### Data provided ###

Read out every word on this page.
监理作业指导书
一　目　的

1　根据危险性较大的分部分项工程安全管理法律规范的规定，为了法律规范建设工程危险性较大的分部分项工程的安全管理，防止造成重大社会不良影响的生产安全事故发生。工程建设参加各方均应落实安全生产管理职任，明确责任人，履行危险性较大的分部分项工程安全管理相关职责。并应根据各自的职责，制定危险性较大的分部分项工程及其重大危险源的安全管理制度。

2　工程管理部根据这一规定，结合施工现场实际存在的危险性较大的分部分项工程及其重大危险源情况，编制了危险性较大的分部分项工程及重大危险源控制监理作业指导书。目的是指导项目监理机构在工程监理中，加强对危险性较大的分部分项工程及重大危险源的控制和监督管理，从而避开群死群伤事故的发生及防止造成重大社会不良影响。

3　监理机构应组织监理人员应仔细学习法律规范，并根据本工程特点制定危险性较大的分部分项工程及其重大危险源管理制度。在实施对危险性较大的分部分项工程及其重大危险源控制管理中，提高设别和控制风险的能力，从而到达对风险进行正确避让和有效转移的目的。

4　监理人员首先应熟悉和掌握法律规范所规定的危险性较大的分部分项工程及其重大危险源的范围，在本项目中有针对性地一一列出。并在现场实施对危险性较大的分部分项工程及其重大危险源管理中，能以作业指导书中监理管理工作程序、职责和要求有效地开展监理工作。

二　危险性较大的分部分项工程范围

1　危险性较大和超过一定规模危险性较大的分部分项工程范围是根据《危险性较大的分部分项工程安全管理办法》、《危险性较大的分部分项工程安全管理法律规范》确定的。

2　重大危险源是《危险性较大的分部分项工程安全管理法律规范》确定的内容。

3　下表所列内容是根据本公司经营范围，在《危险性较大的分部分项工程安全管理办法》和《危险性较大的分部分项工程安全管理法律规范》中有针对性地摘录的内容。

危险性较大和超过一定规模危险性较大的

###
### Data provided ###

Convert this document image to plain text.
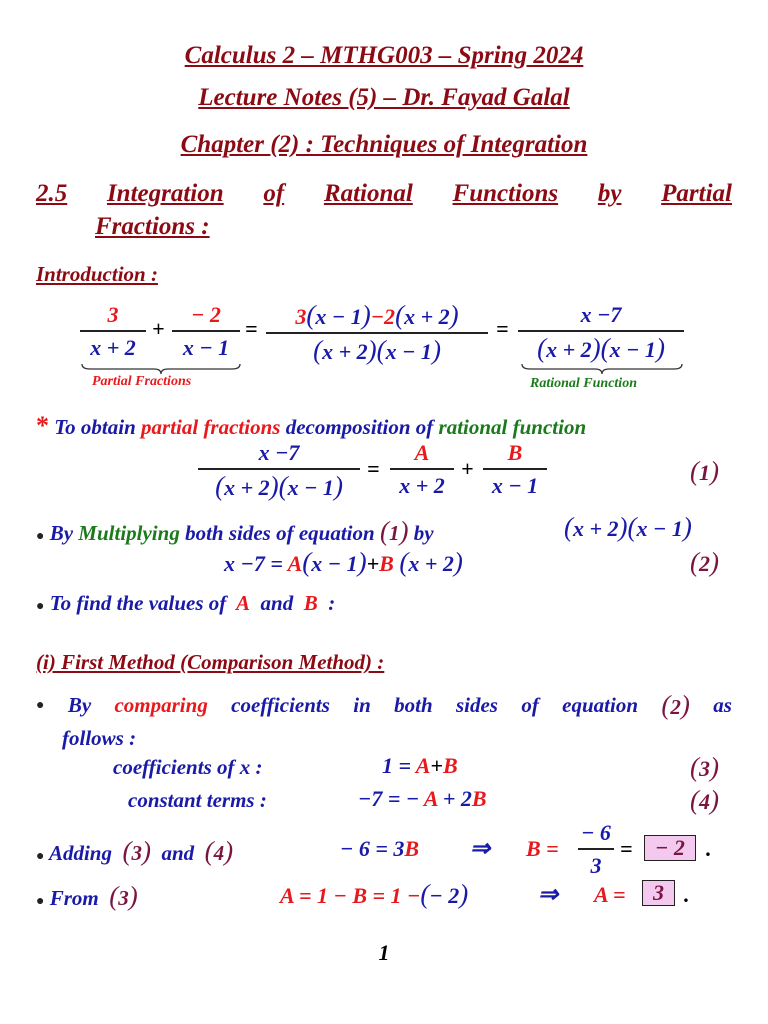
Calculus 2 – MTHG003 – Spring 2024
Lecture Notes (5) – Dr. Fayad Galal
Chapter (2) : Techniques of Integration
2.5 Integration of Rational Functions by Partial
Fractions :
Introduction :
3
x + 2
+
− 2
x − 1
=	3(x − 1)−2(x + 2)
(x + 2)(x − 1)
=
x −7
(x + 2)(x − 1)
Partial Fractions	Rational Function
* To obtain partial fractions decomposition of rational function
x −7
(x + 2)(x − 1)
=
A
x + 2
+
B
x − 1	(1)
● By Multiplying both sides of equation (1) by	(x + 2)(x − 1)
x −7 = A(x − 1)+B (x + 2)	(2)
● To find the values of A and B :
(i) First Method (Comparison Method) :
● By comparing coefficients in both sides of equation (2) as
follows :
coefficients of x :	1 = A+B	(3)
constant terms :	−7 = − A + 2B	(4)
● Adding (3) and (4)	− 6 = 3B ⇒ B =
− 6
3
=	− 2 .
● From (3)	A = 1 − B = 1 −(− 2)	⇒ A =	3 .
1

###
### Data provided ###

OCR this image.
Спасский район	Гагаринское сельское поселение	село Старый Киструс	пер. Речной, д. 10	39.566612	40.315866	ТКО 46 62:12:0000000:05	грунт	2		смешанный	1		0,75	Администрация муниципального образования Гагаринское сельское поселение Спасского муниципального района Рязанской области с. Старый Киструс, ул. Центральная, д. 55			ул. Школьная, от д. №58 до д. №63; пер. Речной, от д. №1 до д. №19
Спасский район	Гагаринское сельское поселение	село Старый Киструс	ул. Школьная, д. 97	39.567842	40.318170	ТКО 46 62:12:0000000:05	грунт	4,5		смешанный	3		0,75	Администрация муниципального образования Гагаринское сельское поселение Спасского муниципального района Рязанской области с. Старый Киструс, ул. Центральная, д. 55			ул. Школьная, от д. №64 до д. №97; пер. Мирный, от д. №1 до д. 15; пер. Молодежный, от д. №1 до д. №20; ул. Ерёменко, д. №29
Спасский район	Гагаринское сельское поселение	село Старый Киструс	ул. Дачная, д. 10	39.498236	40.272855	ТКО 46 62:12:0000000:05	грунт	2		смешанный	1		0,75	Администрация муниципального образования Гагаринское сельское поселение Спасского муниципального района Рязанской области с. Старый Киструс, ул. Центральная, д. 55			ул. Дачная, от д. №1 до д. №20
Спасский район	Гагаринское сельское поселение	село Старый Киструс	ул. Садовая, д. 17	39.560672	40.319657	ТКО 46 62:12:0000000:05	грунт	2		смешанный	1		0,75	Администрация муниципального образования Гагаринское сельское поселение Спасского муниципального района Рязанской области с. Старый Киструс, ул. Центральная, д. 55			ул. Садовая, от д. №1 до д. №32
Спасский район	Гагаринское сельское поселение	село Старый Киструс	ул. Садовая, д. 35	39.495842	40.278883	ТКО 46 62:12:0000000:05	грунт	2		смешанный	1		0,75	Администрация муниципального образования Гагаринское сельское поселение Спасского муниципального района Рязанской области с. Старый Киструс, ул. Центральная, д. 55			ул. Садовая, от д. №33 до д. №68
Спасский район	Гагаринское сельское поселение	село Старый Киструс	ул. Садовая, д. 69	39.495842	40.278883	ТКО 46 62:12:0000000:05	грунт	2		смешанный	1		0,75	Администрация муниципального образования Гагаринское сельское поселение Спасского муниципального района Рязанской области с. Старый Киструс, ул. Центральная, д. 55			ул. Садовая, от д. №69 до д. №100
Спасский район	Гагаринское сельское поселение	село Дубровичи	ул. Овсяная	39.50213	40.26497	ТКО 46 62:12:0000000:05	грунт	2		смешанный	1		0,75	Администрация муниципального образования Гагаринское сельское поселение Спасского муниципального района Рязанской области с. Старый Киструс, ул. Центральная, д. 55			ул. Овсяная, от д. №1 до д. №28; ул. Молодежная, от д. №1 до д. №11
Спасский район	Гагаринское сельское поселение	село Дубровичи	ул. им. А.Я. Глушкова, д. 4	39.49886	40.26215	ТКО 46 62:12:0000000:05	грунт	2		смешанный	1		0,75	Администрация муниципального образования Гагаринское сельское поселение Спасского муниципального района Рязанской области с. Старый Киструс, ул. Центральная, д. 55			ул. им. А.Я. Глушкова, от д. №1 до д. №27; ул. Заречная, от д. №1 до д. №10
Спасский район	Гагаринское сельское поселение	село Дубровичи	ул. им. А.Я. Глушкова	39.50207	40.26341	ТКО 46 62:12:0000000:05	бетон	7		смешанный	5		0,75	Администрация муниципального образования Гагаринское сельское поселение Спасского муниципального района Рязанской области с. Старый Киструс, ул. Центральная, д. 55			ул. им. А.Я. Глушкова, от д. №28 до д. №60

###

Do this:
Find every line in the records above that holds the word "equation", and copy each one.

Task response:
● By Multiplying both sides of equation (1) by	(x + 2)(x − 1)
● By comparing coefficients in both sides of equation (2) as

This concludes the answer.